• WHAT IS ASKED:
Using the retirement-planning excerpt below, answer these questions:
(a) What rough estimate of yearly expenses in retirement did the writer reach?
(b) By what number does the FI number calculation multiply the estimated yearly expense?
(c) In what industry does the writer's career lie?

• SELECTED EXTRACT:
────

Photo by Aaron Burden on Unsplash

What Changed?

Eventually, I realized that if I didn’t want to work myself to death I would have to start thinking about my finances and where I’m eventually headed. Sadly, this realization came later than I’d hope when I was already in my 30s. Still, I won’t admit defeat and will work even harder to make sure I can retire. Early if I can.

To get there, I knew that I needed to put money away. How much, for how long, and how often were questions I immediately had. Of course, I did what anyone would do in this situation and went to Google! “How to retire” was the first thing I looked up, if my memory serves me right. That led me down a deep, deep rabbit hole of retirement strategies, personal finances goals, and so much more.

Calculate Retirement Goal

The first thing I had to do was figure out how much money I’d need in retirement so I could live life comfortably. Wealthy would be nice (right?), but priority was being comfortable in retirement. I knew that I would have less needs and lower expenses, so I took my current expenses and subtracted my current debt, which included both credit cards and student loans.

Then, I took a closer look at my expenses and thought about what I wouldn’t need later in life. That gave me a rough estimate of $40,000. And that was still being pretty generous with the occasional trips or outings. Realistically, I think anyone could make due with $20,000 or $30,000 during retirement and still live comfortably.

So, now that I had a rough estimate of my yearly expenses in retirement, I still needed to know how much I’d need in order to get there. That eventually led me down the path to discover what’s called the FIRE movement. Now, I won’t go deep into this movement or what it really means. That would have to be an article all by itself and I don’t consider myself an expert seeing as how I’m not really following it. At least, not fully.

That said, I did find their calculation of your FI number really useful. Your FI number is an estimate of how much money you’d need to retire. It takes your estimated yearly expense in retirement and multiplies it by 25 to give you your total retirement amount. For me, at $40,000 per year, I would need $1,000,000 to retire comfortably. With that amount, I’d invest it into an S&P 500 mutual fund or ETF. With an estimated 7–8% yearly return, I’d be able to take 4% for yearly expenses. So, now that I had an estimated yearly expense and my FI number, the journey starts. I had to take my first step!

Track Spending

To get to my goal, I had to be better at tracking where my money was going. I won’t go into full details here on how I would recommend doing so. Mostly because I already did that in one of my other articles about tracking your expenses. But long story short, I tried out different methods until eventually settling on building out my own spreadsheets and tracking my expenses manually.

This gave me A LOT of flexibility to track and analyze my spending so that I knew where I had to make improvements. My first learning was…I wasn’t making enough money. Sad, I know. Yet, still very solvable.

Increase Income

My career is in the video games industry. I’ll save my life story for another day in another article, but again, TL;DR I’ve always wanted to create video games for a living.

────

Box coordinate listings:
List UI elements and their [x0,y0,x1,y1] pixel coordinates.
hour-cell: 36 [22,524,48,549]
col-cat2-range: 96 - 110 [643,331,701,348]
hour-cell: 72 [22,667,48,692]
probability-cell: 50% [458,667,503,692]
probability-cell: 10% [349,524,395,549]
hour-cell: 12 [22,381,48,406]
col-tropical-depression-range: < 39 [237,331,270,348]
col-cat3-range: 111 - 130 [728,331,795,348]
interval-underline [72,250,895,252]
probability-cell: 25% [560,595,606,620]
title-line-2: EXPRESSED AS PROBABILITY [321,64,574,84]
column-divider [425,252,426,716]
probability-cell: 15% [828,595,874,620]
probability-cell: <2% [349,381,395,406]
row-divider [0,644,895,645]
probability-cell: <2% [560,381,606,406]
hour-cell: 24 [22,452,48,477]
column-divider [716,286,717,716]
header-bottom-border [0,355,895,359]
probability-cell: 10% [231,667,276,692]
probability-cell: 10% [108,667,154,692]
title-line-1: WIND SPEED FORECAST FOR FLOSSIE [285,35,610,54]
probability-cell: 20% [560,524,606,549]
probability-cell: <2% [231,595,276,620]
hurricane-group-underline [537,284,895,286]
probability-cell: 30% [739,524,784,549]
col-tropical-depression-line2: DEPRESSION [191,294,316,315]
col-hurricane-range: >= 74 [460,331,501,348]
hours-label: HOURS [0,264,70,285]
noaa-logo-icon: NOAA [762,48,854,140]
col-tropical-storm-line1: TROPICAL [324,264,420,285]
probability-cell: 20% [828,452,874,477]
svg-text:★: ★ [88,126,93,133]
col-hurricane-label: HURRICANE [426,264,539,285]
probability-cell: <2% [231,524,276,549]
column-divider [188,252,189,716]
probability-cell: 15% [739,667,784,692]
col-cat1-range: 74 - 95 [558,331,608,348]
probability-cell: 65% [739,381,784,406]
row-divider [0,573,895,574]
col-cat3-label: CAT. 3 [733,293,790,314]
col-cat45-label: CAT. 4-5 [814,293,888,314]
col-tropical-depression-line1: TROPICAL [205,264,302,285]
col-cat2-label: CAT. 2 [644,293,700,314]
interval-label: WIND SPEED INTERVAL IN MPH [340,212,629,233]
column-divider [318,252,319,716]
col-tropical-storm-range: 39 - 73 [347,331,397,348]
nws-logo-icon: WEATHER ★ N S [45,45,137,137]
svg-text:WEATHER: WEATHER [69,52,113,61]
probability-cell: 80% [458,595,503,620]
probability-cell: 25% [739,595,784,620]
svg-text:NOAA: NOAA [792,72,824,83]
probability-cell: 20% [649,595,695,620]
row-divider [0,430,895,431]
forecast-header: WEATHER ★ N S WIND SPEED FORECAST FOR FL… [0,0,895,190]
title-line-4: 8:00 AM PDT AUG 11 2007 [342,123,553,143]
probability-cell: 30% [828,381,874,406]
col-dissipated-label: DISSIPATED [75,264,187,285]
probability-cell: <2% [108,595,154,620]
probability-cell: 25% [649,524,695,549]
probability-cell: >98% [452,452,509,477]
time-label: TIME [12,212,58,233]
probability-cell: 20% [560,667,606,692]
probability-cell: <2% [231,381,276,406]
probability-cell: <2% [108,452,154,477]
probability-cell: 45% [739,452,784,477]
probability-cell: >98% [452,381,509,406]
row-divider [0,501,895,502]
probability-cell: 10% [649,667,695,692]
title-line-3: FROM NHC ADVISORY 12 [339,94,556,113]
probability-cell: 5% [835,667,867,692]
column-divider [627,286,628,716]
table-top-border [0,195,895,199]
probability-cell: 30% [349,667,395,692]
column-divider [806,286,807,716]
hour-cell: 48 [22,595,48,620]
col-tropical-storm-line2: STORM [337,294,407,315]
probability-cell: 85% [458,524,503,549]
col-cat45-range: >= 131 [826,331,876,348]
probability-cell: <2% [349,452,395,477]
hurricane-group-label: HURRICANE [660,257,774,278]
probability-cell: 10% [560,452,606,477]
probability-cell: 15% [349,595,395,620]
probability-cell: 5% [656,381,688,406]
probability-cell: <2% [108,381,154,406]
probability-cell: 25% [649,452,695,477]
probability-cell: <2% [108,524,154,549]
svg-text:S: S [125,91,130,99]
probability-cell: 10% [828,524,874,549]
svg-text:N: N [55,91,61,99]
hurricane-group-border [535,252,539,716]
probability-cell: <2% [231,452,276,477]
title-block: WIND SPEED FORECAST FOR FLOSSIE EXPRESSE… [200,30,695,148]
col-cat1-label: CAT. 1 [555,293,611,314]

────

• FULL SOLUTION:
(a) $40,000
(b) 25
(c) The video games industry